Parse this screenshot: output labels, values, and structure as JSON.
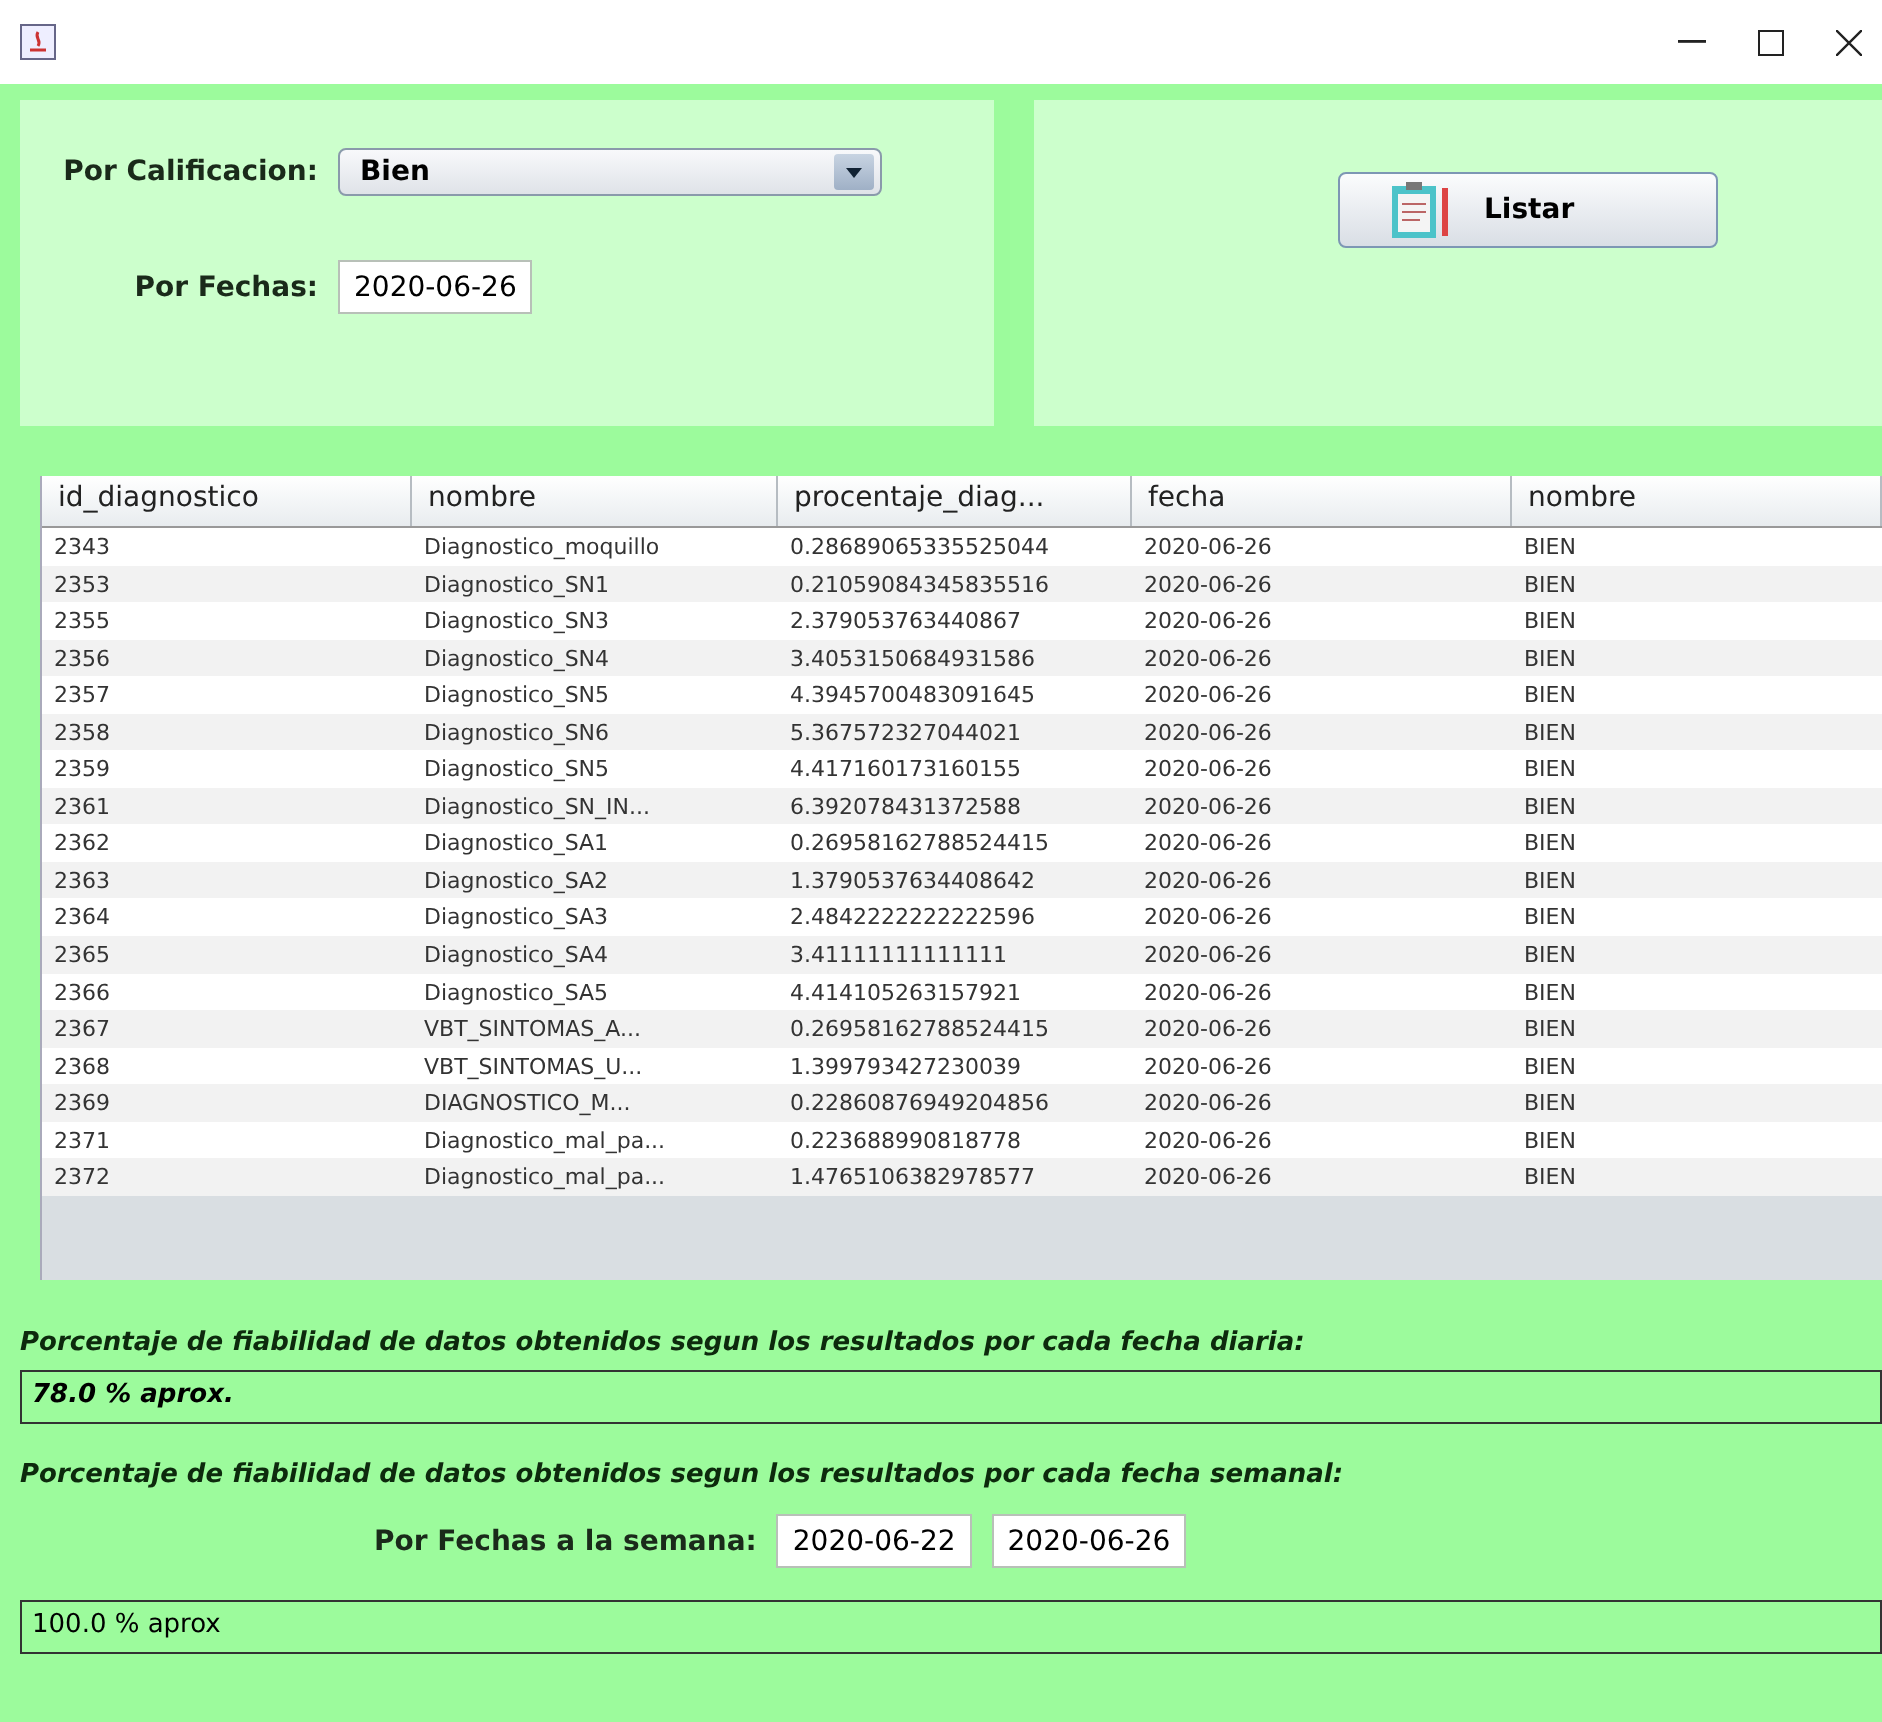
{
  "filter": {
    "grade_label": "Por Calificacion:",
    "grade_value": "Bien",
    "date_label": "Por Fechas:",
    "date_value": "2020-06-26"
  },
  "list_button": "Listar",
  "table": {
    "columns": [
      "id_diagnostico",
      "nombre",
      "procentaje_diag...",
      "fecha",
      "nombre"
    ],
    "rows": [
      [
        "2343",
        "Diagnostico_moquillo",
        "0.28689065335525044",
        "2020-06-26",
        "BIEN"
      ],
      [
        "2353",
        "Diagnostico_SN1",
        "0.21059084345835516",
        "2020-06-26",
        "BIEN"
      ],
      [
        "2355",
        "Diagnostico_SN3",
        "2.379053763440867",
        "2020-06-26",
        "BIEN"
      ],
      [
        "2356",
        "Diagnostico_SN4",
        "3.4053150684931586",
        "2020-06-26",
        "BIEN"
      ],
      [
        "2357",
        "Diagnostico_SN5",
        "4.3945700483091645",
        "2020-06-26",
        "BIEN"
      ],
      [
        "2358",
        "Diagnostico_SN6",
        "5.367572327044021",
        "2020-06-26",
        "BIEN"
      ],
      [
        "2359",
        "Diagnostico_SN5",
        "4.417160173160155",
        "2020-06-26",
        "BIEN"
      ],
      [
        "2361",
        "Diagnostico_SN_IN...",
        "6.392078431372588",
        "2020-06-26",
        "BIEN"
      ],
      [
        "2362",
        "Diagnostico_SA1",
        "0.26958162788524415",
        "2020-06-26",
        "BIEN"
      ],
      [
        "2363",
        "Diagnostico_SA2",
        "1.3790537634408642",
        "2020-06-26",
        "BIEN"
      ],
      [
        "2364",
        "Diagnostico_SA3",
        "2.4842222222222596",
        "2020-06-26",
        "BIEN"
      ],
      [
        "2365",
        "Diagnostico_SA4",
        "3.41111111111111",
        "2020-06-26",
        "BIEN"
      ],
      [
        "2366",
        "Diagnostico_SA5",
        "4.414105263157921",
        "2020-06-26",
        "BIEN"
      ],
      [
        "2367",
        "VBT_SINTOMAS_A...",
        "0.26958162788524415",
        "2020-06-26",
        "BIEN"
      ],
      [
        "2368",
        "VBT_SINTOMAS_U...",
        "1.399793427230039",
        "2020-06-26",
        "BIEN"
      ],
      [
        "2369",
        "DIAGNOSTICO_M...",
        "0.22860876949204856",
        "2020-06-26",
        "BIEN"
      ],
      [
        "2371",
        "Diagnostico_mal_pa...",
        "0.223688990818778",
        "2020-06-26",
        "BIEN"
      ],
      [
        "2372",
        "Diagnostico_mal_pa...",
        "1.4765106382978577",
        "2020-06-26",
        "BIEN"
      ]
    ]
  },
  "daily": {
    "label": "Porcentaje de fiabilidad de datos obtenidos segun los resultados por cada fecha diaria:",
    "value": "78.0 %  aprox."
  },
  "weekly": {
    "label": "Porcentaje de fiabilidad de datos obtenidos segun los resultados por cada fecha semanal:",
    "range_label": "Por Fechas a la semana:",
    "from": "2020-06-22",
    "to": "2020-06-26",
    "value": "100.0 %  aprox"
  }
}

▶ _CHALLENGE_
Quote every record above exactly, leaving out the pictures.

▶ _THE COMPLETED TASK_
Parse this screenshot: output labels, values, and structure as JSON.
{
  "filter": {
    "grade_label": "Por Calificacion:",
    "grade_value": "Bien",
    "date_label": "Por Fechas:",
    "date_value": "2020-06-26"
  },
  "list_button": "Listar",
  "table": {
    "columns": [
      "id_diagnostico",
      "nombre",
      "procentaje_diag...",
      "fecha",
      "nombre"
    ],
    "rows": [
      [
        "2343",
        "Diagnostico_moquillo",
        "0.28689065335525044",
        "2020-06-26",
        "BIEN"
      ],
      [
        "2353",
        "Diagnostico_SN1",
        "0.21059084345835516",
        "2020-06-26",
        "BIEN"
      ],
      [
        "2355",
        "Diagnostico_SN3",
        "2.379053763440867",
        "2020-06-26",
        "BIEN"
      ],
      [
        "2356",
        "Diagnostico_SN4",
        "3.4053150684931586",
        "2020-06-26",
        "BIEN"
      ],
      [
        "2357",
        "Diagnostico_SN5",
        "4.3945700483091645",
        "2020-06-26",
        "BIEN"
      ],
      [
        "2358",
        "Diagnostico_SN6",
        "5.367572327044021",
        "2020-06-26",
        "BIEN"
      ],
      [
        "2359",
        "Diagnostico_SN5",
        "4.417160173160155",
        "2020-06-26",
        "BIEN"
      ],
      [
        "2361",
        "Diagnostico_SN_IN...",
        "6.392078431372588",
        "2020-06-26",
        "BIEN"
      ],
      [
        "2362",
        "Diagnostico_SA1",
        "0.26958162788524415",
        "2020-06-26",
        "BIEN"
      ],
      [
        "2363",
        "Diagnostico_SA2",
        "1.3790537634408642",
        "2020-06-26",
        "BIEN"
      ],
      [
        "2364",
        "Diagnostico_SA3",
        "2.4842222222222596",
        "2020-06-26",
        "BIEN"
      ],
      [
        "2365",
        "Diagnostico_SA4",
        "3.41111111111111",
        "2020-06-26",
        "BIEN"
      ],
      [
        "2366",
        "Diagnostico_SA5",
        "4.414105263157921",
        "2020-06-26",
        "BIEN"
      ],
      [
        "2367",
        "VBT_SINTOMAS_A...",
        "0.26958162788524415",
        "2020-06-26",
        "BIEN"
      ],
      [
        "2368",
        "VBT_SINTOMAS_U...",
        "1.399793427230039",
        "2020-06-26",
        "BIEN"
      ],
      [
        "2369",
        "DIAGNOSTICO_M...",
        "0.22860876949204856",
        "2020-06-26",
        "BIEN"
      ],
      [
        "2371",
        "Diagnostico_mal_pa...",
        "0.223688990818778",
        "2020-06-26",
        "BIEN"
      ],
      [
        "2372",
        "Diagnostico_mal_pa...",
        "1.4765106382978577",
        "2020-06-26",
        "BIEN"
      ]
    ]
  },
  "daily": {
    "label": "Porcentaje de fiabilidad de datos obtenidos segun los resultados por cada fecha diaria:",
    "value": "78.0 %  aprox."
  },
  "weekly": {
    "label": "Porcentaje de fiabilidad de datos obtenidos segun los resultados por cada fecha semanal:",
    "range_label": "Por Fechas a la semana:",
    "from": "2020-06-22",
    "to": "2020-06-26",
    "value": "100.0 %  aprox"
  }
}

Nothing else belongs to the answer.